Records that describe figures

/---

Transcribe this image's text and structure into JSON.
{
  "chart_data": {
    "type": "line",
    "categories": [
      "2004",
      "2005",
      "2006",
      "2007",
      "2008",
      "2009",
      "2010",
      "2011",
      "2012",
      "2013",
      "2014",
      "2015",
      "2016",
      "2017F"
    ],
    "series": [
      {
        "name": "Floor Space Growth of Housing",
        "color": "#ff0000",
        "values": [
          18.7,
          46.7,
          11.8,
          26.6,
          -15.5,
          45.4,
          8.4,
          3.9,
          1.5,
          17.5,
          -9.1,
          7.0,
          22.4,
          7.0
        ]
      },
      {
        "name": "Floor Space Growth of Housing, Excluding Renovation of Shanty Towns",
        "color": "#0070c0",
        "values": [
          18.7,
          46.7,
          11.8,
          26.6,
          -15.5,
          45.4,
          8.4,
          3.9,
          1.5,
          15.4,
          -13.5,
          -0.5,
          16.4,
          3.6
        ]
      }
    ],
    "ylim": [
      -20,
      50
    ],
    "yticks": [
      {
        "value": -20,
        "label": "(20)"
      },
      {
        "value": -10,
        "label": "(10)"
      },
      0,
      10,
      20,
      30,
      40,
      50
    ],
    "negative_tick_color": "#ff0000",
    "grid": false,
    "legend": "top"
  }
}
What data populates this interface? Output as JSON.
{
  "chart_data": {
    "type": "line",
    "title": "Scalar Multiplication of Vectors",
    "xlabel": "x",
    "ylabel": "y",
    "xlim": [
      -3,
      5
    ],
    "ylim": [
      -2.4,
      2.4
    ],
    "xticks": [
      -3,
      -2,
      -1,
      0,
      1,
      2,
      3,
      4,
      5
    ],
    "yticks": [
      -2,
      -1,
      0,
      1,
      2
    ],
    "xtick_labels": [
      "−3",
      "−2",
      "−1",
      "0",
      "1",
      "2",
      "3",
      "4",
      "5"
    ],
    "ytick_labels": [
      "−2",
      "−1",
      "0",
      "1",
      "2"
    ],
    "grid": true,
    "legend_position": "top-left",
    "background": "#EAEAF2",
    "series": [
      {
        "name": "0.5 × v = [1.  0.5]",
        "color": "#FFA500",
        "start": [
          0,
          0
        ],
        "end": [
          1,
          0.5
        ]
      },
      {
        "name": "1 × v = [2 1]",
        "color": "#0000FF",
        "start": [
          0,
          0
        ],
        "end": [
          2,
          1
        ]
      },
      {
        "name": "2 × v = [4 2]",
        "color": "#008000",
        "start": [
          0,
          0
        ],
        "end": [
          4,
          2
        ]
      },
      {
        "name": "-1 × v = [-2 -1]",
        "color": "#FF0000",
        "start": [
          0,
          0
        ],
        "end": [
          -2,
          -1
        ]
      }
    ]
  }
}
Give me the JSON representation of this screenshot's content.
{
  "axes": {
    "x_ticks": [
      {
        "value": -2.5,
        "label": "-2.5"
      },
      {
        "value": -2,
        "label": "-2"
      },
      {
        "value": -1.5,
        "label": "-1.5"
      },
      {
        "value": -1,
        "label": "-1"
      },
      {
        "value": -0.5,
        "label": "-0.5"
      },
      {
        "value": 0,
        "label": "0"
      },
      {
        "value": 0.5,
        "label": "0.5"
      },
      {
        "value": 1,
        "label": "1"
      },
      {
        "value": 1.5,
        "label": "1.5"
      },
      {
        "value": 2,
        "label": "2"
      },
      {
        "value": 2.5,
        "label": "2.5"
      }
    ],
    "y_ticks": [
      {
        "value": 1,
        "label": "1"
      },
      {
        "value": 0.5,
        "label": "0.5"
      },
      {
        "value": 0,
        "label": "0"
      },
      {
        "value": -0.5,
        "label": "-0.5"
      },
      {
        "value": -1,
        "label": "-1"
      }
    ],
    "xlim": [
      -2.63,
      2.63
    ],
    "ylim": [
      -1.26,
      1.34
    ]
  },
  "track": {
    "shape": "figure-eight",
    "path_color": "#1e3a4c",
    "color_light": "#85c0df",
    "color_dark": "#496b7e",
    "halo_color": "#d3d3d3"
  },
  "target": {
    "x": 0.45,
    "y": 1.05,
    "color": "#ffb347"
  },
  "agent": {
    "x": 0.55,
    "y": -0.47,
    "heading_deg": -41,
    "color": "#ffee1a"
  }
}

\---

## Task
Filter the records for lines holding the string "Growth". Copy each one.

## Finished task
        "name": "Floor Space Growth of Housing",
        "name": "Floor Space Growth of Housing, Excluding Renovation of Shanty Towns",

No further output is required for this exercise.